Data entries
______

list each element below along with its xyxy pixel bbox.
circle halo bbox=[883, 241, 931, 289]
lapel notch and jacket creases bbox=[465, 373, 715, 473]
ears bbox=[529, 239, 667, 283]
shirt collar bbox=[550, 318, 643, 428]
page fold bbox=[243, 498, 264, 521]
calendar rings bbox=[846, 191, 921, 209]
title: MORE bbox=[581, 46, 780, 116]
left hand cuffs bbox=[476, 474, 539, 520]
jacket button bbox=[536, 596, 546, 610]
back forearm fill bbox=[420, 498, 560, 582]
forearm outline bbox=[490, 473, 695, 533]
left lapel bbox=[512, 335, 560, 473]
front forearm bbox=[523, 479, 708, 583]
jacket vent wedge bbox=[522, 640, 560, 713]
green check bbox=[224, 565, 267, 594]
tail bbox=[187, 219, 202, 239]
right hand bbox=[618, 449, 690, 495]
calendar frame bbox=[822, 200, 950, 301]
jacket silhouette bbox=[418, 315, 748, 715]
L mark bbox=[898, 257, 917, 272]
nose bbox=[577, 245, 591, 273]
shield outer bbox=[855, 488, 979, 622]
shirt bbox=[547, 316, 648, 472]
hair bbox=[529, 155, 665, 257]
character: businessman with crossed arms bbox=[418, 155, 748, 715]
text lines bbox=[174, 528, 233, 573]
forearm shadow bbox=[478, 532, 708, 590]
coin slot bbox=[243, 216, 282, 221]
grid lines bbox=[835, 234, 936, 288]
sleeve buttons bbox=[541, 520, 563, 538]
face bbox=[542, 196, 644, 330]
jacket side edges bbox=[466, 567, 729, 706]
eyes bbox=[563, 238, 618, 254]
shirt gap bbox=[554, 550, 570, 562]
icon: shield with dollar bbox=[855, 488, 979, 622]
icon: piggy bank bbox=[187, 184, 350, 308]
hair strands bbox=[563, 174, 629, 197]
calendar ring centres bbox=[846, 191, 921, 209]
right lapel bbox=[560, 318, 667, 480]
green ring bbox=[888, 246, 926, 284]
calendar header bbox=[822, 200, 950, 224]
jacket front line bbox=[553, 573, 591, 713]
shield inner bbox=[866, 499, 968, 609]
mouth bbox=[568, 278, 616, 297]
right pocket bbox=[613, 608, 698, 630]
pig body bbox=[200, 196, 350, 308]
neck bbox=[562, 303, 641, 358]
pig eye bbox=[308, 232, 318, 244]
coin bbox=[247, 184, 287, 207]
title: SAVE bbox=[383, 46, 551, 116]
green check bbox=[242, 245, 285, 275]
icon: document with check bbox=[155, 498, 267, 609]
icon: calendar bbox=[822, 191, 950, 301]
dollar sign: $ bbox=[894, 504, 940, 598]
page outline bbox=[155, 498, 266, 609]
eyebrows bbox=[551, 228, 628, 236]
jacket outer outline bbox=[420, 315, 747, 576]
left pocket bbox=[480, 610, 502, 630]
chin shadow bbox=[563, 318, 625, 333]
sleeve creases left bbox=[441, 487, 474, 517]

______

Convert every row above into a JSON list of strings, with each line as its own string and blank lines left out.

[
  "list each element below along with its xyxy pixel bbox.",
  "circle halo bbox=[883, 241, 931, 289]",
  "lapel notch and jacket creases bbox=[465, 373, 715, 473]",
  "ears bbox=[529, 239, 667, 283]",
  "shirt collar bbox=[550, 318, 643, 428]",
  "page fold bbox=[243, 498, 264, 521]",
  "calendar rings bbox=[846, 191, 921, 209]",
  "title: MORE bbox=[581, 46, 780, 116]",
  "left hand cuffs bbox=[476, 474, 539, 520]",
  "jacket button bbox=[536, 596, 546, 610]",
  "back forearm fill bbox=[420, 498, 560, 582]",
  "forearm outline bbox=[490, 473, 695, 533]",
  "left lapel bbox=[512, 335, 560, 473]",
  "front forearm bbox=[523, 479, 708, 583]",
  "jacket vent wedge bbox=[522, 640, 560, 713]",
  "green check bbox=[224, 565, 267, 594]",
  "tail bbox=[187, 219, 202, 239]",
  "right hand bbox=[618, 449, 690, 495]",
  "calendar frame bbox=[822, 200, 950, 301]",
  "jacket silhouette bbox=[418, 315, 748, 715]",
  "L mark bbox=[898, 257, 917, 272]",
  "nose bbox=[577, 245, 591, 273]",
  "shield outer bbox=[855, 488, 979, 622]",
  "shirt bbox=[547, 316, 648, 472]",
  "hair bbox=[529, 155, 665, 257]",
  "character: businessman with crossed arms bbox=[418, 155, 748, 715]",
  "text lines bbox=[174, 528, 233, 573]",
  "forearm shadow bbox=[478, 532, 708, 590]",
  "coin slot bbox=[243, 216, 282, 221]",
  "grid lines bbox=[835, 234, 936, 288]",
  "sleeve buttons bbox=[541, 520, 563, 538]",
  "face bbox=[542, 196, 644, 330]",
  "jacket side edges bbox=[466, 567, 729, 706]",
  "eyes bbox=[563, 238, 618, 254]",
  "shirt gap bbox=[554, 550, 570, 562]",
  "icon: shield with dollar bbox=[855, 488, 979, 622]",
  "icon: piggy bank bbox=[187, 184, 350, 308]",
  "hair strands bbox=[563, 174, 629, 197]",
  "calendar ring centres bbox=[846, 191, 921, 209]",
  "right lapel bbox=[560, 318, 667, 480]",
  "green ring bbox=[888, 246, 926, 284]",
  "calendar header bbox=[822, 200, 950, 224]",
  "jacket front line bbox=[553, 573, 591, 713]",
  "shield inner bbox=[866, 499, 968, 609]",
  "mouth bbox=[568, 278, 616, 297]",
  "right pocket bbox=[613, 608, 698, 630]",
  "pig body bbox=[200, 196, 350, 308]",
  "neck bbox=[562, 303, 641, 358]",
  "pig eye bbox=[308, 232, 318, 244]",
  "coin bbox=[247, 184, 287, 207]",
  "title: SAVE bbox=[383, 46, 551, 116]",
  "green check bbox=[242, 245, 285, 275]",
  "icon: document with check bbox=[155, 498, 267, 609]",
  "icon: calendar bbox=[822, 191, 950, 301]",
  "dollar sign: $ bbox=[894, 504, 940, 598]",
  "page outline bbox=[155, 498, 266, 609]",
  "eyebrows bbox=[551, 228, 628, 236]",
  "jacket outer outline bbox=[420, 315, 747, 576]",
  "left pocket bbox=[480, 610, 502, 630]",
  "chin shadow bbox=[563, 318, 625, 333]",
  "sleeve creases left bbox=[441, 487, 474, 517]"
]